[Given request] Output the material exactly, but drop every image it holds.

[Supplied entries]
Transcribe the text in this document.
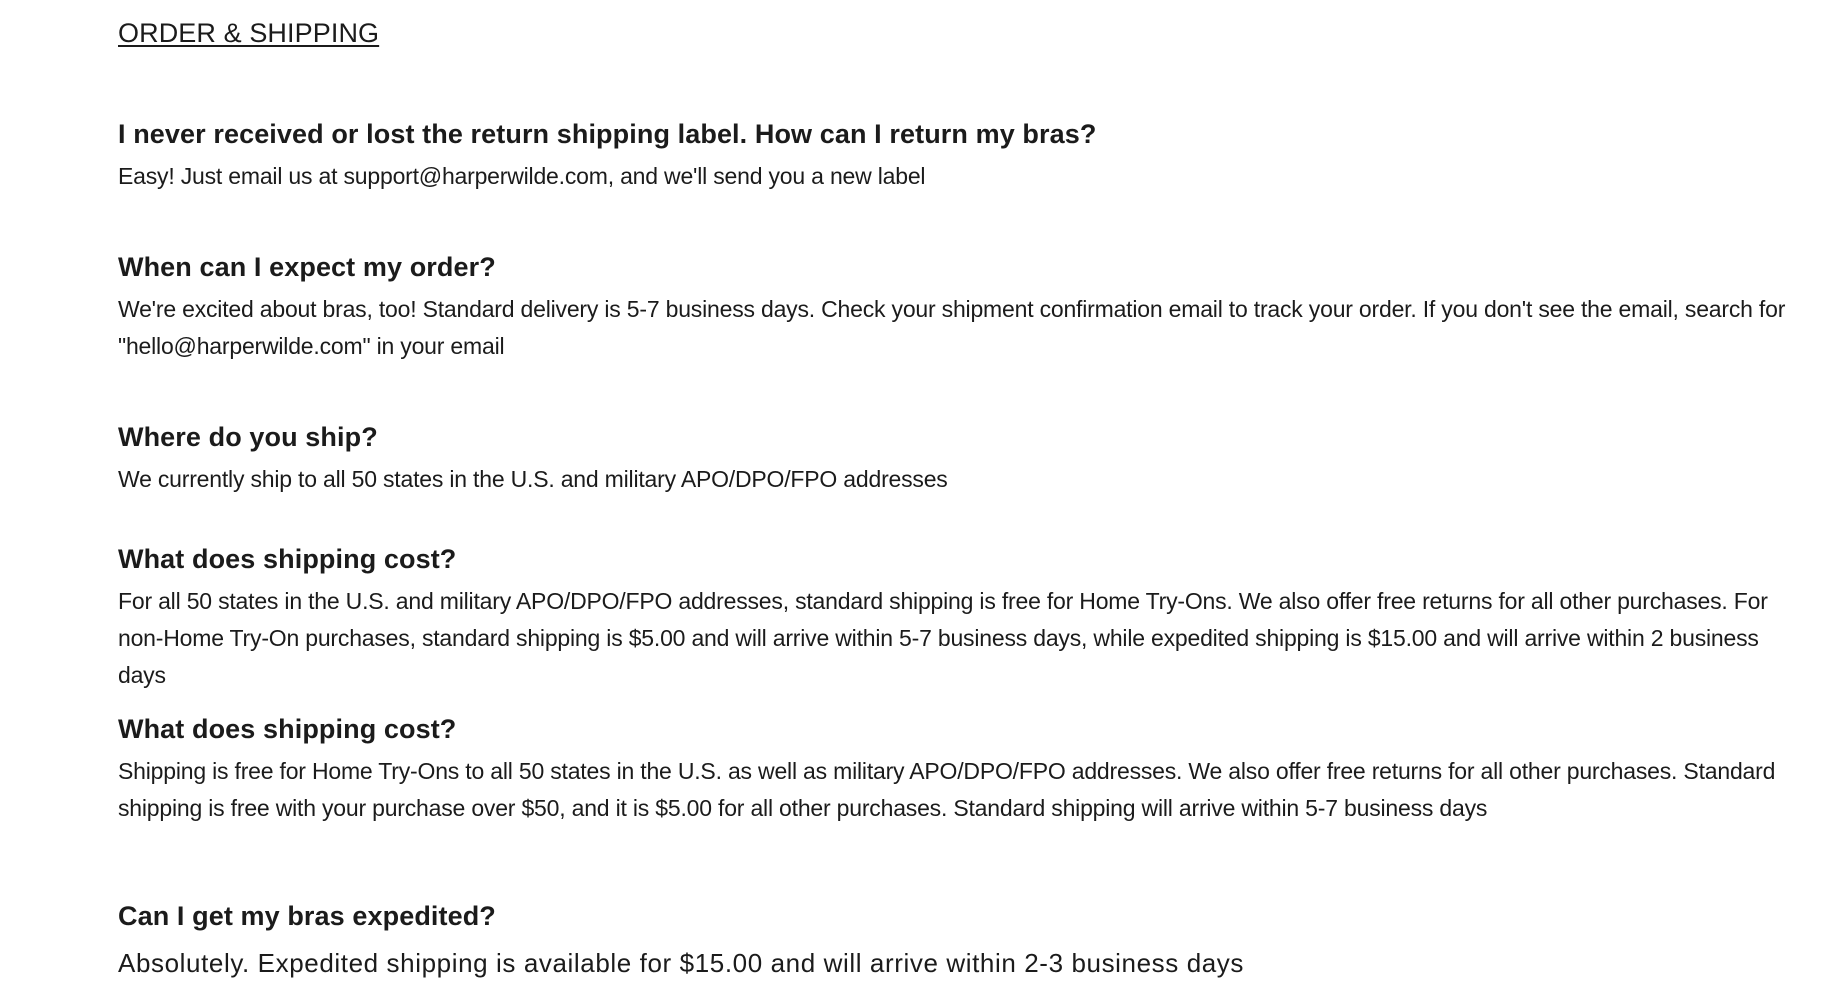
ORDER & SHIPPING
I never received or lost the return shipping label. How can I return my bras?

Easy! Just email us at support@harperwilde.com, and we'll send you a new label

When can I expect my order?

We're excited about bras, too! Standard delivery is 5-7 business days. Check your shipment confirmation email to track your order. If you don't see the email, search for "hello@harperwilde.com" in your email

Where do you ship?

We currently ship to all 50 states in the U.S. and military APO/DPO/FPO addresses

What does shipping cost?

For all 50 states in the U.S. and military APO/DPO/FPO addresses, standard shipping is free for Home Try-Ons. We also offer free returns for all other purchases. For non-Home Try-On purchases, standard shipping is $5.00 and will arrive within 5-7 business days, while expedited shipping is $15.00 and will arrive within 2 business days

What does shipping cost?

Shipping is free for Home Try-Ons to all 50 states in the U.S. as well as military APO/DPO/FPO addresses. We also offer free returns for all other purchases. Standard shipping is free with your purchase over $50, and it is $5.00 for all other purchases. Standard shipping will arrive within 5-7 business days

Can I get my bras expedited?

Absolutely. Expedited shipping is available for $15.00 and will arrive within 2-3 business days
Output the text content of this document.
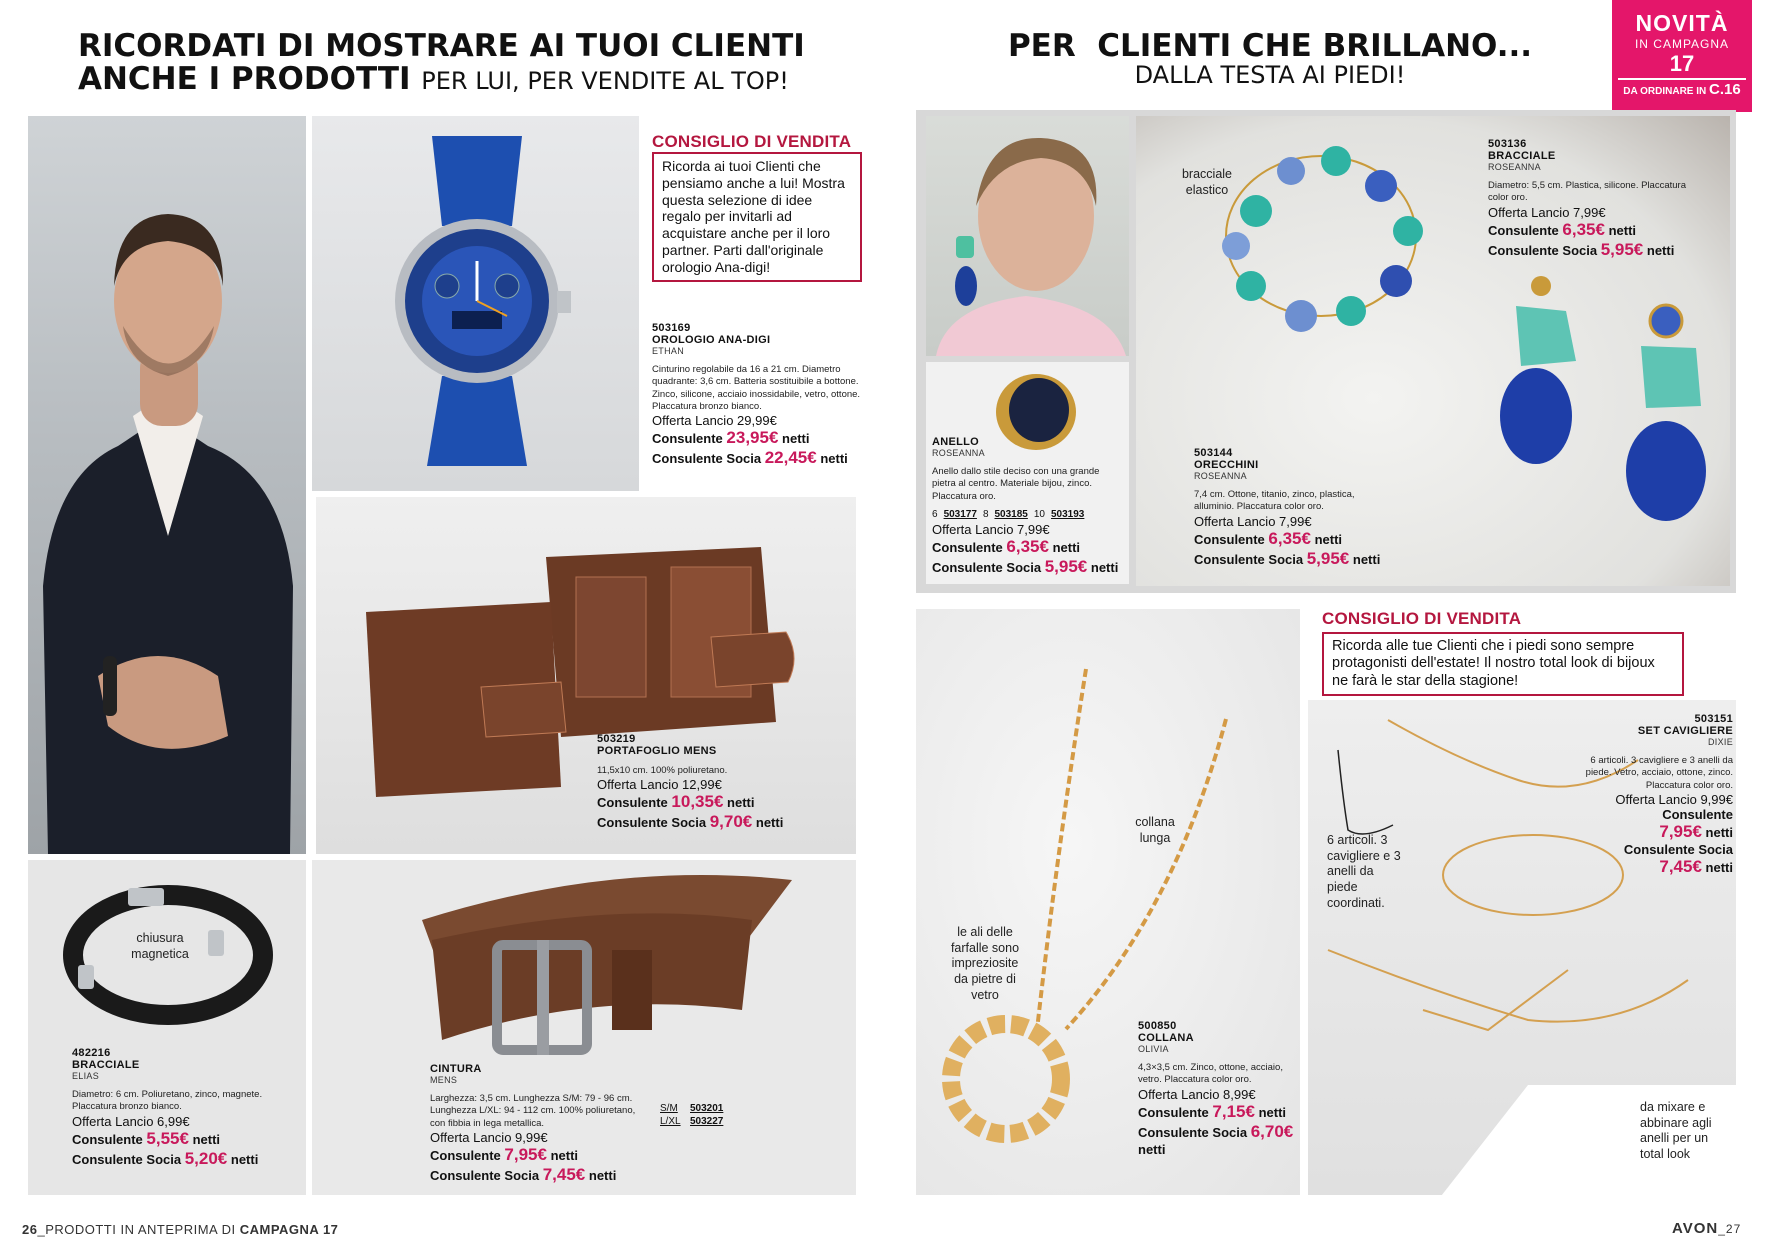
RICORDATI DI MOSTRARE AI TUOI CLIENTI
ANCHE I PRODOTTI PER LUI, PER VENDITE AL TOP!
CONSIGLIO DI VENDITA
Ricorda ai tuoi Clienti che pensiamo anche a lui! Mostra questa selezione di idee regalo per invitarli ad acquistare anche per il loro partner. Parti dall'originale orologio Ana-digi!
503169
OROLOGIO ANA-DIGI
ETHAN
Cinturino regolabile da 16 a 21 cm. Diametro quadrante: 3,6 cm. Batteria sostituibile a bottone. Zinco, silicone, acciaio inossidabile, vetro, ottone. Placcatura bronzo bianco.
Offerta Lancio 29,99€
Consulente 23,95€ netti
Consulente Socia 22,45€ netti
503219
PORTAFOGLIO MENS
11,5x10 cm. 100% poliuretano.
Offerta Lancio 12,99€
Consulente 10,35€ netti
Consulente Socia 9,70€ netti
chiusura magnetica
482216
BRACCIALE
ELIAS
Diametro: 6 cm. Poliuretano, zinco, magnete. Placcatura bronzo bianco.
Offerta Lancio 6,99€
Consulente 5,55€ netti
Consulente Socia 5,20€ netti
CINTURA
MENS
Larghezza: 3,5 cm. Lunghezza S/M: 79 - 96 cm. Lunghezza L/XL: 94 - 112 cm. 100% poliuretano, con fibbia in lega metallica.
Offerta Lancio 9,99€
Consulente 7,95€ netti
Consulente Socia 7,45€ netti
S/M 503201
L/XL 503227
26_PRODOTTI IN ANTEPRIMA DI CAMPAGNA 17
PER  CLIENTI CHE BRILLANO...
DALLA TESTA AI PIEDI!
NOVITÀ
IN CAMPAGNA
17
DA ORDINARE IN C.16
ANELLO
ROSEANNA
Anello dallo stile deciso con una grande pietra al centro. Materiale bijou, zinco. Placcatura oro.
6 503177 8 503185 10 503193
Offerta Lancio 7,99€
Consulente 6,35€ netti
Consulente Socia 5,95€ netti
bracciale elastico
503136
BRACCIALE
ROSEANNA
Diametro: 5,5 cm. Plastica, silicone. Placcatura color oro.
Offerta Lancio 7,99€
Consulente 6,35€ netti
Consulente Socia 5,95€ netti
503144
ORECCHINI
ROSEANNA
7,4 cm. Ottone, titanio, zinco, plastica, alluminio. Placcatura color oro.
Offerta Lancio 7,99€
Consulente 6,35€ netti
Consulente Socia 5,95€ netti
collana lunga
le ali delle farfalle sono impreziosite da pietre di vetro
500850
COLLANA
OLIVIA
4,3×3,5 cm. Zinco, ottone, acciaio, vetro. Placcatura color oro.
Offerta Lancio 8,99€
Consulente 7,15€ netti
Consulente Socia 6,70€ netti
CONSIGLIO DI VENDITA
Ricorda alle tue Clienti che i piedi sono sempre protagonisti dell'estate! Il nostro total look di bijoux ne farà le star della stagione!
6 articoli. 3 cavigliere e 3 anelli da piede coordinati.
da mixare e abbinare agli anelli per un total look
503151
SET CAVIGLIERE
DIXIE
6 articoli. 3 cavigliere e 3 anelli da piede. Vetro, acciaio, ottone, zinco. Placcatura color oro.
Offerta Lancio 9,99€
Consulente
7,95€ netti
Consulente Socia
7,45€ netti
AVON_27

[Answer to the problem]
Transcribe the text in this document.
ORDER & SHIPPING
I never received or lost the return shipping label. How can I return my bras?

Easy! Just email us at support@harperwilde.com, and we'll send you a new label

When can I expect my order?

We're excited about bras, too! Standard delivery is 5-7 business days. Check your shipment confirmation email to track your order. If you don't see the email, search for "hello@harperwilde.com" in your email

Where do you ship?

We currently ship to all 50 states in the U.S. and military APO/DPO/FPO addresses

What does shipping cost?

For all 50 states in the U.S. and military APO/DPO/FPO addresses, standard shipping is free for Home Try-Ons. We also offer free returns for all other purchases. For non-Home Try-On purchases, standard shipping is $5.00 and will arrive within 5-7 business days, while expedited shipping is $15.00 and will arrive within 2 business days

What does shipping cost?

Shipping is free for Home Try-Ons to all 50 states in the U.S. as well as military APO/DPO/FPO addresses. We also offer free returns for all other purchases. Standard shipping is free with your purchase over $50, and it is $5.00 for all other purchases. Standard shipping will arrive within 5-7 business days

Can I get my bras expedited?

Absolutely. Expedited shipping is available for $15.00 and will arrive within 2-3 business days
Output the text content of this document.
RICORDATI DI MOSTRARE AI TUOI CLIENTI
ANCHE I PRODOTTI PER LUI, PER VENDITE AL TOP!
CONSIGLIO DI VENDITA
Ricorda ai tuoi Clienti che pensiamo anche a lui! Mostra questa selezione di idee regalo per invitarli ad acquistare anche per il loro partner. Parti dall'originale orologio Ana-digi!
503169
OROLOGIO ANA-DIGI
ETHAN
Cinturino regolabile da 16 a 21 cm. Diametro quadrante: 3,6 cm. Batteria sostituibile a bottone. Zinco, silicone, acciaio inossidabile, vetro, ottone. Placcatura bronzo bianco.
Offerta Lancio 29,99€
Consulente 23,95€ netti
Consulente Socia 22,45€ netti
503219
PORTAFOGLIO MENS
11,5x10 cm. 100% poliuretano.
Offerta Lancio 12,99€
Consulente 10,35€ netti
Consulente Socia 9,70€ netti
chiusura magnetica
482216
BRACCIALE
ELIAS
Diametro: 6 cm. Poliuretano, zinco, magnete. Placcatura bronzo bianco.
Offerta Lancio 6,99€
Consulente 5,55€ netti
Consulente Socia 5,20€ netti
CINTURA
MENS
Larghezza: 3,5 cm. Lunghezza S/M: 79 - 96 cm. Lunghezza L/XL: 94 - 112 cm. 100% poliuretano, con fibbia in lega metallica.
Offerta Lancio 9,99€
Consulente 7,95€ netti
Consulente Socia 7,45€ netti
S/M 503201
L/XL 503227
26_PRODOTTI IN ANTEPRIMA DI CAMPAGNA 17
PER  CLIENTI CHE BRILLANO...
DALLA TESTA AI PIEDI!
NOVITÀ
IN CAMPAGNA
17
DA ORDINARE IN C.16
ANELLO
ROSEANNA
Anello dallo stile deciso con una grande pietra al centro. Materiale bijou, zinco. Placcatura oro.
6 503177 8 503185 10 503193
Offerta Lancio 7,99€
Consulente 6,35€ netti
Consulente Socia 5,95€ netti
bracciale elastico
503136
BRACCIALE
ROSEANNA
Diametro: 5,5 cm. Plastica, silicone. Placcatura color oro.
Offerta Lancio 7,99€
Consulente 6,35€ netti
Consulente Socia 5,95€ netti
503144
ORECCHINI
ROSEANNA
7,4 cm. Ottone, titanio, zinco, plastica, alluminio. Placcatura color oro.
Offerta Lancio 7,99€
Consulente 6,35€ netti
Consulente Socia 5,95€ netti
collana lunga
le ali delle farfalle sono impreziosite da pietre di vetro
500850
COLLANA
OLIVIA
4,3×3,5 cm. Zinco, ottone, acciaio, vetro. Placcatura color oro.
Offerta Lancio 8,99€
Consulente 7,15€ netti
Consulente Socia 6,70€ netti
CONSIGLIO DI VENDITA
Ricorda alle tue Clienti che i piedi sono sempre protagonisti dell'estate! Il nostro total look di bijoux ne farà le star della stagione!
6 articoli. 3 cavigliere e 3 anelli da piede coordinati.
da mixare e abbinare agli anelli per un total look
503151
SET CAVIGLIERE
DIXIE
6 articoli. 3 cavigliere e 3 anelli da piede. Vetro, acciaio, ottone, zinco. Placcatura color oro.
Offerta Lancio 9,99€
Consulente
7,95€ netti
Consulente Socia
7,45€ netti
AVON_27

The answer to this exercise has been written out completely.